Task objective:
Leaving out the pictures, please retype each record exactly.

──────

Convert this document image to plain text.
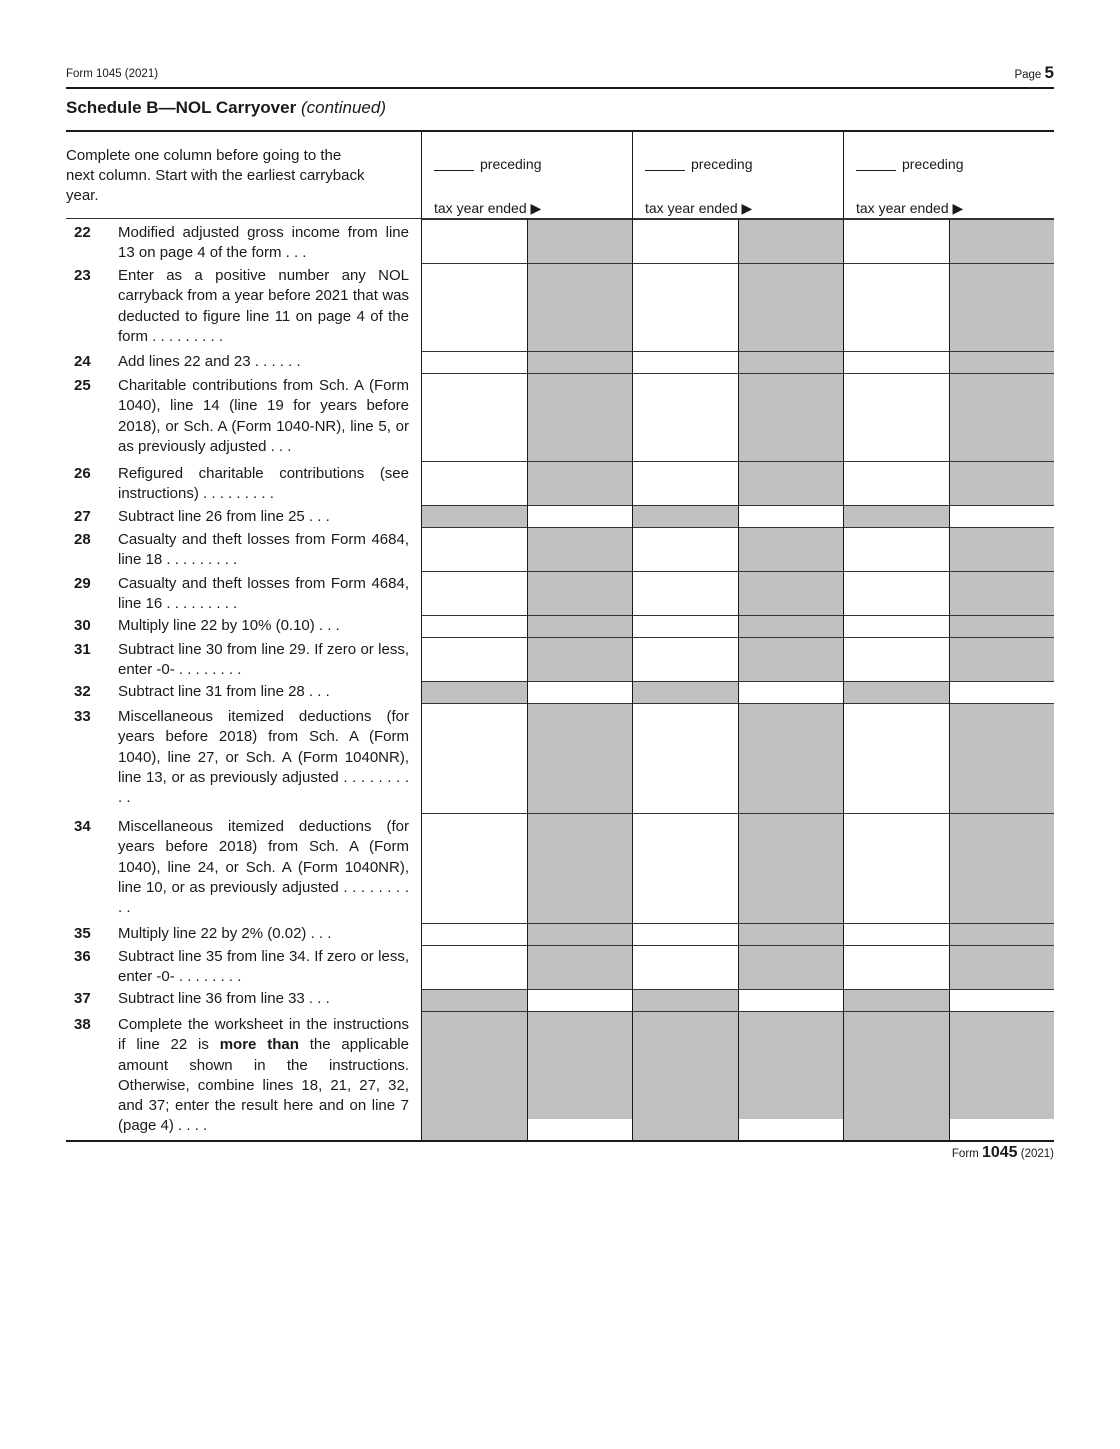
Form 1045 (2021)	Page 5
Schedule B—NOL Carryover (continued)
Complete one column before going to the next column. Start with the earliest carryback year.
preceding
tax year ended ▶
preceding
tax year ended ▶
preceding
tax year ended ▶
22 Modified adjusted gross income from line 13 on page 4 of the form . . .
23 Enter as a positive number any NOL carryback from a year before 2021 that was deducted to figure line 11 on page 4 of the form . . . . . . . . .
24 Add lines 22 and 23 . . . . . .
25 Charitable contributions from Sch. A (Form 1040), line 14 (line 19 for years before 2018), or Sch. A (Form 1040-NR), line 5, or as previously adjusted . . .
26 Refigured charitable contributions (see instructions) . . . . . . . . .
27 Subtract line 26 from line 25 . . .
28 Casualty and theft losses from Form 4684, line 18 . . . . . . . . .
29 Casualty and theft losses from Form 4684, line 16 . . . . . . . . .
30 Multiply line 22 by 10% (0.10) . . .
31 Subtract line 30 from line 29. If zero or less, enter -0- . . . . . . . .
32 Subtract line 31 from line 28 . . .
33 Miscellaneous itemized deductions (for years before 2018) from Sch. A (Form 1040), line 27, or Sch. A (Form 1040NR), line 13, or as previously adjusted . . . . . . . . . .
34 Miscellaneous itemized deductions (for years before 2018) from Sch. A (Form 1040), line 24, or Sch. A (Form 1040NR), line 10, or as previously adjusted . . . . . . . . . .
35 Multiply line 22 by 2% (0.02) . . .
36 Subtract line 35 from line 34. If zero or less, enter -0- . . . . . . . .
37 Subtract line 36 from line 33 . . .
38 Complete the worksheet in the instructions if line 22 is more than the applicable amount shown in the instructions. Otherwise, combine lines 18, 21, 27, 32, and 37; enter the result here and on line 7 (page 4) . . . .
Form 1045 (2021)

──────

Exercise solution:
Convert this document image to plain text.
Form 1045 (2021)	Page 5
Schedule B—NOL Carryover (continued)
Complete one column before going to the next column. Start with the earliest carryback year.
preceding
tax year ended ▶
preceding
tax year ended ▶
preceding
tax year ended ▶
22 Modified adjusted gross income from line 13 on page 4 of the form . . .
23 Enter as a positive number any NOL carryback from a year before 2021 that was deducted to figure line 11 on page 4 of the form . . . . . . . . .
24 Add lines 22 and 23 . . . . . .
25 Charitable contributions from Sch. A (Form 1040), line 14 (line 19 for years before 2018), or Sch. A (Form 1040-NR), line 5, or as previously adjusted . . .
26 Refigured charitable contributions (see instructions) . . . . . . . . .
27 Subtract line 26 from line 25 . . .
28 Casualty and theft losses from Form 4684, line 18 . . . . . . . . .
29 Casualty and theft losses from Form 4684, line 16 . . . . . . . . .
30 Multiply line 22 by 10% (0.10) . . .
31 Subtract line 30 from line 29. If zero or less, enter -0- . . . . . . . .
32 Subtract line 31 from line 28 . . .
33 Miscellaneous itemized deductions (for years before 2018) from Sch. A (Form 1040), line 27, or Sch. A (Form 1040NR), line 13, or as previously adjusted . . . . . . . . . .
34 Miscellaneous itemized deductions (for years before 2018) from Sch. A (Form 1040), line 24, or Sch. A (Form 1040NR), line 10, or as previously adjusted . . . . . . . . . .
35 Multiply line 22 by 2% (0.02) . . .
36 Subtract line 35 from line 34. If zero or less, enter -0- . . . . . . . .
37 Subtract line 36 from line 33 . . .
38 Complete the worksheet in the instructions if line 22 is more than the applicable amount shown in the instructions. Otherwise, combine lines 18, 21, 27, 32, and 37; enter the result here and on line 7 (page 4) . . . .
Form 1045 (2021)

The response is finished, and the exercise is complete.